-- Exercise description --
Pictures are not part of the copy; repeat everything else in the records exactly.

-- Dataset content --
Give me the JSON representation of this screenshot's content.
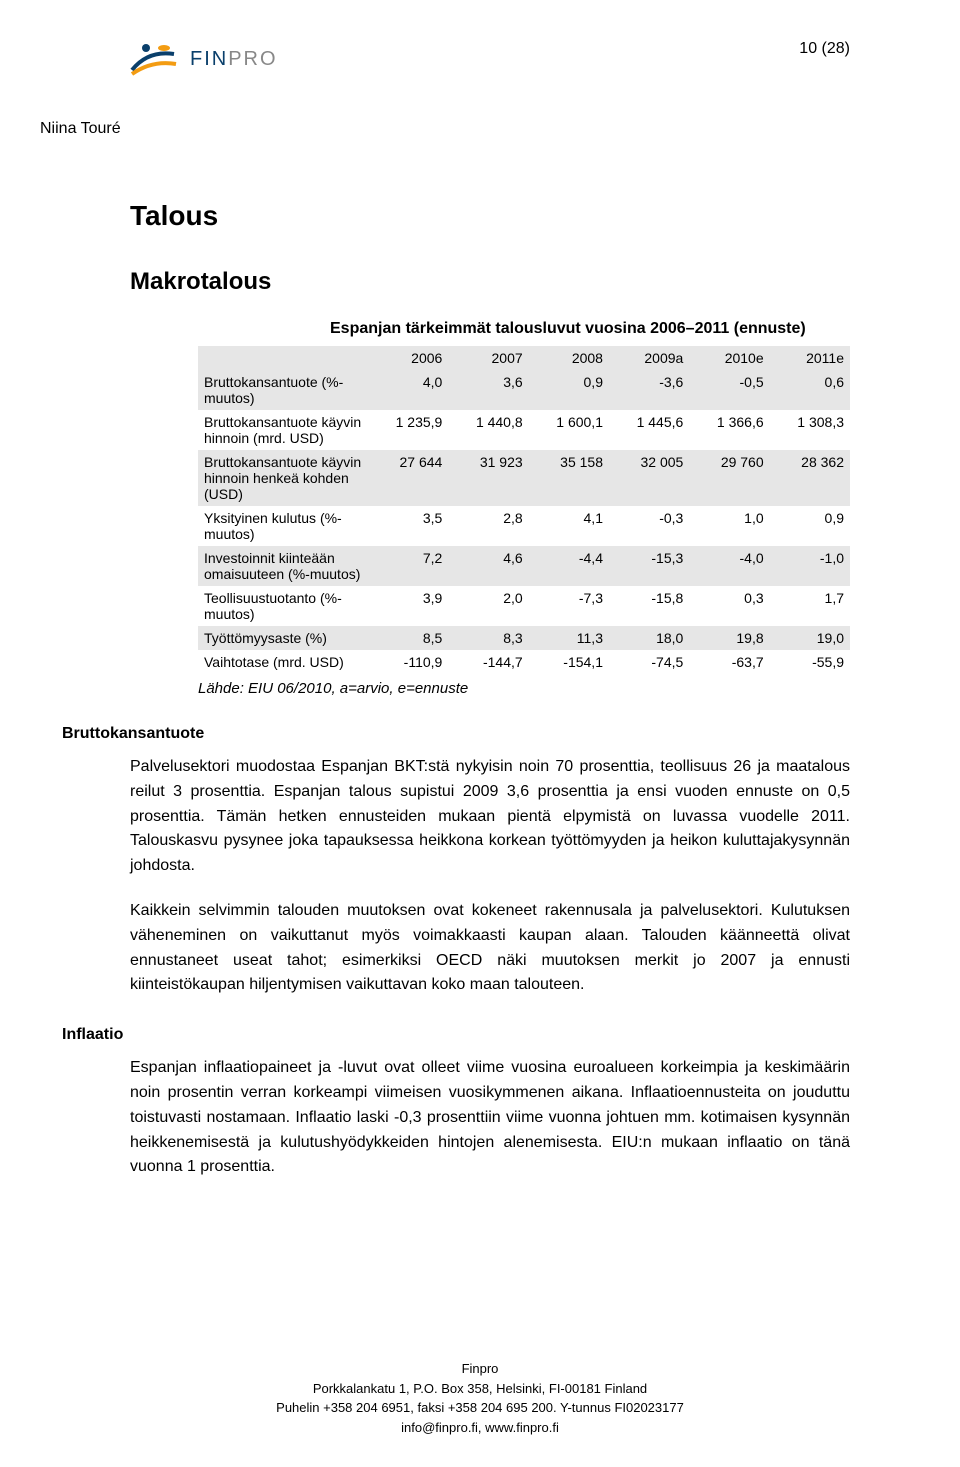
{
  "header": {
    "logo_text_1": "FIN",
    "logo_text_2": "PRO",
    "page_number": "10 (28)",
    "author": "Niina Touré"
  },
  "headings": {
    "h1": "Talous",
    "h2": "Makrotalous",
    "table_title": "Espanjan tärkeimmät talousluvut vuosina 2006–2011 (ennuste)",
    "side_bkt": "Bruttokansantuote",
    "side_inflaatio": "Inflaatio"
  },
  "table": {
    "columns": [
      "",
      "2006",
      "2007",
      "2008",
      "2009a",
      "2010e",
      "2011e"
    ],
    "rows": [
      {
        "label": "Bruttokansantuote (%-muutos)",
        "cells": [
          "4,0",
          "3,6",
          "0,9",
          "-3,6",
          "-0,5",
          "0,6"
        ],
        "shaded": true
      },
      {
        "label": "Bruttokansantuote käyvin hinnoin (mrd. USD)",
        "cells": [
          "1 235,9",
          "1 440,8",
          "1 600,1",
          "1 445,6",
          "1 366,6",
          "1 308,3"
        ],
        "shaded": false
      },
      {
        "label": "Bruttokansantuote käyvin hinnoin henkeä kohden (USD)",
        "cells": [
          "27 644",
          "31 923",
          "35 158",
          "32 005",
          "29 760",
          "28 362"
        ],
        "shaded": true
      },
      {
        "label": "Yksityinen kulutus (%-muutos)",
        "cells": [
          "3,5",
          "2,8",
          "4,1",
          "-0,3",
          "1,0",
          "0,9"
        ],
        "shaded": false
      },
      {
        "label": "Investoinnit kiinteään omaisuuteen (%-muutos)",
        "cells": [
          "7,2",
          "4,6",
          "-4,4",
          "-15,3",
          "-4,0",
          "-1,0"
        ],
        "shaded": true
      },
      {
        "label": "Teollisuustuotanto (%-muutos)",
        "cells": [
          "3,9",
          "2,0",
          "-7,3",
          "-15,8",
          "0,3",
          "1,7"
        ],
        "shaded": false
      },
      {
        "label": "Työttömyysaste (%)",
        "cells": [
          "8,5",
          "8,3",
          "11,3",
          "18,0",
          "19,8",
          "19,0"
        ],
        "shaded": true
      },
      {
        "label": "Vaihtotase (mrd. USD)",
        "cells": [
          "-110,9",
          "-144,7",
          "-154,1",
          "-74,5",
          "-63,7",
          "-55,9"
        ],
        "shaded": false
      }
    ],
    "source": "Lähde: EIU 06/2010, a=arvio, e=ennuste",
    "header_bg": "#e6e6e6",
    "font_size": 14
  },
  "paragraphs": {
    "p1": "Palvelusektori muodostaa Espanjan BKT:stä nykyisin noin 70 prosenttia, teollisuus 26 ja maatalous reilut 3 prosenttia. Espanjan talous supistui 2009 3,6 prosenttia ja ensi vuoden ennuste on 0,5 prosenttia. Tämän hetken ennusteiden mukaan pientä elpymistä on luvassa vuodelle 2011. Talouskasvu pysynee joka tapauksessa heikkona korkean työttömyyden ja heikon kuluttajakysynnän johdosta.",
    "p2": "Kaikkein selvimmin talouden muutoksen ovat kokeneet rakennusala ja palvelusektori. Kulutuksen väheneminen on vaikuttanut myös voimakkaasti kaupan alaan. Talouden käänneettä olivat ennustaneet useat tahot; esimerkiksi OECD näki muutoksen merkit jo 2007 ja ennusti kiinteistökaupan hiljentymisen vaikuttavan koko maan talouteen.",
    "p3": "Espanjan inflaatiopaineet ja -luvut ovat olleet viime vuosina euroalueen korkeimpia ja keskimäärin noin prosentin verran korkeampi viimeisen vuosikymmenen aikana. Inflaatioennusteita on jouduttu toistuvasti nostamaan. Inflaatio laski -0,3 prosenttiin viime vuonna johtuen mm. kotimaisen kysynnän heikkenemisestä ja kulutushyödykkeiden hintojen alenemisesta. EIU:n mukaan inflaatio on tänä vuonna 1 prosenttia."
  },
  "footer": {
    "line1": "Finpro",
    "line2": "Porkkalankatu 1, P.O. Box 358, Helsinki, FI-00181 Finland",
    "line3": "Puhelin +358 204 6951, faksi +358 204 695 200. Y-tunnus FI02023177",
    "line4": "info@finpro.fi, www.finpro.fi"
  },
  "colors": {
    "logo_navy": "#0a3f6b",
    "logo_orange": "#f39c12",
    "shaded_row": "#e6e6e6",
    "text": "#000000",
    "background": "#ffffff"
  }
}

-- Task answer --
Give me the JSON representation of this screenshot's content.
{
  "header": {
    "logo_text_1": "FIN",
    "logo_text_2": "PRO",
    "page_number": "10 (28)",
    "author": "Niina Touré"
  },
  "headings": {
    "h1": "Talous",
    "h2": "Makrotalous",
    "table_title": "Espanjan tärkeimmät talousluvut vuosina 2006–2011 (ennuste)",
    "side_bkt": "Bruttokansantuote",
    "side_inflaatio": "Inflaatio"
  },
  "table": {
    "columns": [
      "",
      "2006",
      "2007",
      "2008",
      "2009a",
      "2010e",
      "2011e"
    ],
    "rows": [
      {
        "label": "Bruttokansantuote (%-muutos)",
        "cells": [
          "4,0",
          "3,6",
          "0,9",
          "-3,6",
          "-0,5",
          "0,6"
        ],
        "shaded": true
      },
      {
        "label": "Bruttokansantuote käyvin hinnoin (mrd. USD)",
        "cells": [
          "1 235,9",
          "1 440,8",
          "1 600,1",
          "1 445,6",
          "1 366,6",
          "1 308,3"
        ],
        "shaded": false
      },
      {
        "label": "Bruttokansantuote käyvin hinnoin henkeä kohden (USD)",
        "cells": [
          "27 644",
          "31 923",
          "35 158",
          "32 005",
          "29 760",
          "28 362"
        ],
        "shaded": true
      },
      {
        "label": "Yksityinen kulutus (%-muutos)",
        "cells": [
          "3,5",
          "2,8",
          "4,1",
          "-0,3",
          "1,0",
          "0,9"
        ],
        "shaded": false
      },
      {
        "label": "Investoinnit kiinteään omaisuuteen (%-muutos)",
        "cells": [
          "7,2",
          "4,6",
          "-4,4",
          "-15,3",
          "-4,0",
          "-1,0"
        ],
        "shaded": true
      },
      {
        "label": "Teollisuustuotanto (%-muutos)",
        "cells": [
          "3,9",
          "2,0",
          "-7,3",
          "-15,8",
          "0,3",
          "1,7"
        ],
        "shaded": false
      },
      {
        "label": "Työttömyysaste (%)",
        "cells": [
          "8,5",
          "8,3",
          "11,3",
          "18,0",
          "19,8",
          "19,0"
        ],
        "shaded": true
      },
      {
        "label": "Vaihtotase (mrd. USD)",
        "cells": [
          "-110,9",
          "-144,7",
          "-154,1",
          "-74,5",
          "-63,7",
          "-55,9"
        ],
        "shaded": false
      }
    ],
    "source": "Lähde: EIU 06/2010, a=arvio, e=ennuste",
    "header_bg": "#e6e6e6",
    "font_size": 14
  },
  "paragraphs": {
    "p1": "Palvelusektori muodostaa Espanjan BKT:stä nykyisin noin 70 prosenttia, teollisuus 26 ja maatalous reilut 3 prosenttia. Espanjan talous supistui 2009 3,6 prosenttia ja ensi vuoden ennuste on 0,5 prosenttia. Tämän hetken ennusteiden mukaan pientä elpymistä on luvassa vuodelle 2011. Talouskasvu pysynee joka tapauksessa heikkona korkean työttömyyden ja heikon kuluttajakysynnän johdosta.",
    "p2": "Kaikkein selvimmin talouden muutoksen ovat kokeneet rakennusala ja palvelusektori. Kulutuksen väheneminen on vaikuttanut myös voimakkaasti kaupan alaan. Talouden käänneettä olivat ennustaneet useat tahot; esimerkiksi OECD näki muutoksen merkit jo 2007 ja ennusti kiinteistökaupan hiljentymisen vaikuttavan koko maan talouteen.",
    "p3": "Espanjan inflaatiopaineet ja -luvut ovat olleet viime vuosina euroalueen korkeimpia ja keskimäärin noin prosentin verran korkeampi viimeisen vuosikymmenen aikana. Inflaatioennusteita on jouduttu toistuvasti nostamaan. Inflaatio laski -0,3 prosenttiin viime vuonna johtuen mm. kotimaisen kysynnän heikkenemisestä ja kulutushyödykkeiden hintojen alenemisesta. EIU:n mukaan inflaatio on tänä vuonna 1 prosenttia."
  },
  "footer": {
    "line1": "Finpro",
    "line2": "Porkkalankatu 1, P.O. Box 358, Helsinki, FI-00181 Finland",
    "line3": "Puhelin +358 204 6951, faksi +358 204 695 200. Y-tunnus FI02023177",
    "line4": "info@finpro.fi, www.finpro.fi"
  },
  "colors": {
    "logo_navy": "#0a3f6b",
    "logo_orange": "#f39c12",
    "shaded_row": "#e6e6e6",
    "text": "#000000",
    "background": "#ffffff"
  }
}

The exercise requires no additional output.